TASKS TO CARRY OUT
**A)** In the post on selective high school admissions, since what year has state law required test-only entry to the specialized high schools?
**B)** Transcribe the post on selective high school admissions, starting at "We’ve discussed Stuyvesant" and continuing down to "one admission test.".

PAGE EXCERPT
• • • • •
Of the three, NYC SEHSs are the least racial balanced to population due to their one-score entry process. Chicago is considered the best balanced (only one to use the Tier system.) The article also points out that we have the most SE highs schools (and the highest % of students enrolled in SEHSs.) Boston has only 3 SEHSs and is pretty well balanced, despite the lack of using race/socio-economic status. Perhaps having fewer schools impacts this in some way?
The city admit students to their selective high schools via a one-test-score system. No Tiers, no grades, no standardized test. It all comes down to how well you do that one day on that one test.
This article points out: “Tweaking the exam is about all the power that the City can exercise over the admissions policy to its specialized high schools. The test-only mandate for entry has been enshrined in state law since 1972. De Blasio, though, spoke about altering the admissions process to these schools as a mayoral candidate and has followed up similarly since taking office. He has expressed a belief that a single multiple choice test can not adequately measure a young person’s potential and a vision for more diverse student bodies at these elite schools.”
We’ve discussed Stuyvesant HS in NYC before, which has a very high percentage of Asian students (something like 70%?!?). According to this chart, Asian students dominate the entire NYC selective high school system, comprising 60% of students vs. 15% of the population. Impressive! Conversely, Af-Am and Hispanic students are getting very few SEHS seats in NYC. I’d be curious to see how racial makeup would look in Chicago if we just used the one admission test.
• • • • •
DATASET RECORDS
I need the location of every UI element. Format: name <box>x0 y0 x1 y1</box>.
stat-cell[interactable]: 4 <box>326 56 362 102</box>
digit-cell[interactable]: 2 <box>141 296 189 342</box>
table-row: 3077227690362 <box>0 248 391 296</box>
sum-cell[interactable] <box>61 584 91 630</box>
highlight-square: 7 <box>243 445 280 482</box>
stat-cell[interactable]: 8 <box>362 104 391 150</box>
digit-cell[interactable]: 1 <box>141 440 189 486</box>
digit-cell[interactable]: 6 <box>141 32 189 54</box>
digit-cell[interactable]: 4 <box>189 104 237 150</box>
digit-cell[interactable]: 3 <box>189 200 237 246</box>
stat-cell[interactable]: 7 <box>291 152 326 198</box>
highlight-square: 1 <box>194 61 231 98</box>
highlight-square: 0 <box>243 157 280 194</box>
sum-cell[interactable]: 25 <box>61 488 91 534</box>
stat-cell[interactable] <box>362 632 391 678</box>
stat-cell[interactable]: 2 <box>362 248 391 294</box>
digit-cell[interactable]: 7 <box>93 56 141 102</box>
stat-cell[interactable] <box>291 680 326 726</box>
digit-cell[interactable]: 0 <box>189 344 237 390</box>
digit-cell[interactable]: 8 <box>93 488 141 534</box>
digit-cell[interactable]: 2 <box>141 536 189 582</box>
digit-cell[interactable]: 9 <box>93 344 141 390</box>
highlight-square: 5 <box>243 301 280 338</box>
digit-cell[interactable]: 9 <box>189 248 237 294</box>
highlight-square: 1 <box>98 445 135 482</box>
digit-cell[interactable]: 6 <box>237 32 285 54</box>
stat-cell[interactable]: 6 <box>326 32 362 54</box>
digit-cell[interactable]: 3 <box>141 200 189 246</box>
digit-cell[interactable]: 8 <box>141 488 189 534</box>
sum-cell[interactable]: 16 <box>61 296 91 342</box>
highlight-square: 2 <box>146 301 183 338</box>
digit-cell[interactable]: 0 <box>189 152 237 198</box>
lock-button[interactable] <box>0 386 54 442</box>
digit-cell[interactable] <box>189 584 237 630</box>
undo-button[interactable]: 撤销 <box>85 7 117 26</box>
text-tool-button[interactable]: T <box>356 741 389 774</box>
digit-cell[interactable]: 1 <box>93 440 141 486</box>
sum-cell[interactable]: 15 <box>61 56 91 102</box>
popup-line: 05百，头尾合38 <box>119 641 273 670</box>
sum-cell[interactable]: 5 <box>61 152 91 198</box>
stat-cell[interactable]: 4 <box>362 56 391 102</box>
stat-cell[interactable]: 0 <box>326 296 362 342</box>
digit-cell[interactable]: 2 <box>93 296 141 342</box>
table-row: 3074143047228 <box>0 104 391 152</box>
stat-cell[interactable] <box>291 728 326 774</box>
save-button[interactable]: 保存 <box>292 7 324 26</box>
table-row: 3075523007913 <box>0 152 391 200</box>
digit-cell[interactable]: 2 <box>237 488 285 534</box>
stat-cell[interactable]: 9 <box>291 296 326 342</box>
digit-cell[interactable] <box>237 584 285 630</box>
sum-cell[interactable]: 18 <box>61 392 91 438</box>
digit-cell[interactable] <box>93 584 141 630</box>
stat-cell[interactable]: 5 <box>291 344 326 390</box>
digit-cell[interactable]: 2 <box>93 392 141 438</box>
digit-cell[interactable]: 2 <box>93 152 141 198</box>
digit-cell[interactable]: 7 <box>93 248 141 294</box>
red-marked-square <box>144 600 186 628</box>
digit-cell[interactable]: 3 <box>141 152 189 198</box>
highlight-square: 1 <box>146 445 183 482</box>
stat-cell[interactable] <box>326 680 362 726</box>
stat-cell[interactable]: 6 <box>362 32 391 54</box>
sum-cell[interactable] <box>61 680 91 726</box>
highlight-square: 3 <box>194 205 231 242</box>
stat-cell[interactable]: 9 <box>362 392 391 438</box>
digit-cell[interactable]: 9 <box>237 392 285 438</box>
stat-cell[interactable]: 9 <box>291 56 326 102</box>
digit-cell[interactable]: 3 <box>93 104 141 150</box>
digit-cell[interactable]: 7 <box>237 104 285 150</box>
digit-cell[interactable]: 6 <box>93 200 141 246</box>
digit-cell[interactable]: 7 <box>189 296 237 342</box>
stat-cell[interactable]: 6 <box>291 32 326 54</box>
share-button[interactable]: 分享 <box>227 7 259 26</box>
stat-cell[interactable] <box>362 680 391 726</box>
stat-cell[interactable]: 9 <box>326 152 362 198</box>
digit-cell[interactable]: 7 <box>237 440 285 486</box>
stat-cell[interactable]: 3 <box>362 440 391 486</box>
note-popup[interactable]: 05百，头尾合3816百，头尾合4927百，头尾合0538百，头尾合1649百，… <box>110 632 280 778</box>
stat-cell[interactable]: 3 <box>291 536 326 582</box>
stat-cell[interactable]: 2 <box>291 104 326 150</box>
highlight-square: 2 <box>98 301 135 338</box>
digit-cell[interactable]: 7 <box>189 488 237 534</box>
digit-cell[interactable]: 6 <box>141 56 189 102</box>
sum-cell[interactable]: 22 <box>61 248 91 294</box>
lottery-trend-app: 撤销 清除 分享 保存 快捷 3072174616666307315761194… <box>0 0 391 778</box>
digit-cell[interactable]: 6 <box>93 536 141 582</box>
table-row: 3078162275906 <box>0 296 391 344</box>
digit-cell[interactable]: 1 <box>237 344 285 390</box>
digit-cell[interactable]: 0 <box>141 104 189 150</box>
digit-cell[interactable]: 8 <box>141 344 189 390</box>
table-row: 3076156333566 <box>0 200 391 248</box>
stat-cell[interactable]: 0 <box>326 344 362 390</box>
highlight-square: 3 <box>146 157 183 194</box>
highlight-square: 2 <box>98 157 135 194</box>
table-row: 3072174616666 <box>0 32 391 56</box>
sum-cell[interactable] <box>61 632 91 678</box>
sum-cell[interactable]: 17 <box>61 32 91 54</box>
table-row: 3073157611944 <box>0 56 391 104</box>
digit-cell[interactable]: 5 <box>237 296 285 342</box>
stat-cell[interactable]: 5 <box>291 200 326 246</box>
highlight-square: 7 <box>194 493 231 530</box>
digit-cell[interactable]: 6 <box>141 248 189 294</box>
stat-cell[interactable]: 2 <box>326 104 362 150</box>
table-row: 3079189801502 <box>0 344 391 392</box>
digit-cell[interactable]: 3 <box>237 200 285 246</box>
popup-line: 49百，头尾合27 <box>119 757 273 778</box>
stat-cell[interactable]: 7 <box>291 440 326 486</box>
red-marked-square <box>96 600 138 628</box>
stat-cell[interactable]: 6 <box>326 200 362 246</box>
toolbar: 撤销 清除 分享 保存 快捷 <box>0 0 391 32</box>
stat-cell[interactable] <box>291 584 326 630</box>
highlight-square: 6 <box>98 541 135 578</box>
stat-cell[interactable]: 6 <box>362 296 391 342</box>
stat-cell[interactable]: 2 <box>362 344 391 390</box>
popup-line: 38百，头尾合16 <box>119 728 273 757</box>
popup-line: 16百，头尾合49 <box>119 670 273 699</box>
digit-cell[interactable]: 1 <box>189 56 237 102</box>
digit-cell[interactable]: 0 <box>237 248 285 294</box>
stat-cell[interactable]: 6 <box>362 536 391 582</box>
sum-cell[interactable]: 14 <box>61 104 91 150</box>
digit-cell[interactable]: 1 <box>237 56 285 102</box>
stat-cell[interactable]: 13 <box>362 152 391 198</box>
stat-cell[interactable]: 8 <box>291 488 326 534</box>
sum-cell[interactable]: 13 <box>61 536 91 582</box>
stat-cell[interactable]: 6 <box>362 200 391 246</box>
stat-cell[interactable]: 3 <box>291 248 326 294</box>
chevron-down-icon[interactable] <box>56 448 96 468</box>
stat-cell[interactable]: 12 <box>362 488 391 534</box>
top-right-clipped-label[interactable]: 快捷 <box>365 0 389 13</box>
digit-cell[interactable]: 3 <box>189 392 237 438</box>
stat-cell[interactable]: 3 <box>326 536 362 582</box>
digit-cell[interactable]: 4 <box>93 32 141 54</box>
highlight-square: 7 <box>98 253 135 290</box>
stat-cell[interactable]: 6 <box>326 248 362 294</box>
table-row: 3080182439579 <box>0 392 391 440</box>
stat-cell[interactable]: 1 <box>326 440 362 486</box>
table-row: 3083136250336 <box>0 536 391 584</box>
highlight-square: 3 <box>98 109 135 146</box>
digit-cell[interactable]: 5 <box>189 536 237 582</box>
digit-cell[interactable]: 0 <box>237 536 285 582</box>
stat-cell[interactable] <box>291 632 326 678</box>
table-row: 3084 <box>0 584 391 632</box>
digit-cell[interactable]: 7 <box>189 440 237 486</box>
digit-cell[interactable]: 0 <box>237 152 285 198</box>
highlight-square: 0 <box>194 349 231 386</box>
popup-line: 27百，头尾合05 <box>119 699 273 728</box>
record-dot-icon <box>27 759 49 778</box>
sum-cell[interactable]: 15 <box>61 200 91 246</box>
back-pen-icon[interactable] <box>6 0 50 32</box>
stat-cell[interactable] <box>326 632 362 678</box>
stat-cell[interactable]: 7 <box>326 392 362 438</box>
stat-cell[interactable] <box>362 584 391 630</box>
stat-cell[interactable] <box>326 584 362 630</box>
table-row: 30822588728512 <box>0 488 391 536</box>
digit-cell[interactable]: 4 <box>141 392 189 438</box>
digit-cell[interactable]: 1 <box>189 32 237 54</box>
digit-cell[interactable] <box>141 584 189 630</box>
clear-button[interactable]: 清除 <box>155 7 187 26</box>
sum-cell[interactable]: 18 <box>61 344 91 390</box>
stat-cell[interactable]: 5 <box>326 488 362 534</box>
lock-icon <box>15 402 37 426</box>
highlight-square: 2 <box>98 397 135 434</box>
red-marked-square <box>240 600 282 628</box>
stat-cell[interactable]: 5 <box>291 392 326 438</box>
• • • • •
TASK SOLUTIONS
**A)** Since 1972.

**B)**
We’ve discussed Stuyvesant HS in NYC before, which has a very high percentage of Asian students (something like 70%?!?). According to this chart, Asian students dominate the entire NYC selective high school system, comprising 60% of students vs. 15% of the population. Impressive! Conversely, Af-Am and Hispanic students are getting very few SEHS seats in NYC. I’d be curious to see how racial makeup would look in Chicago if we just used the one admission test.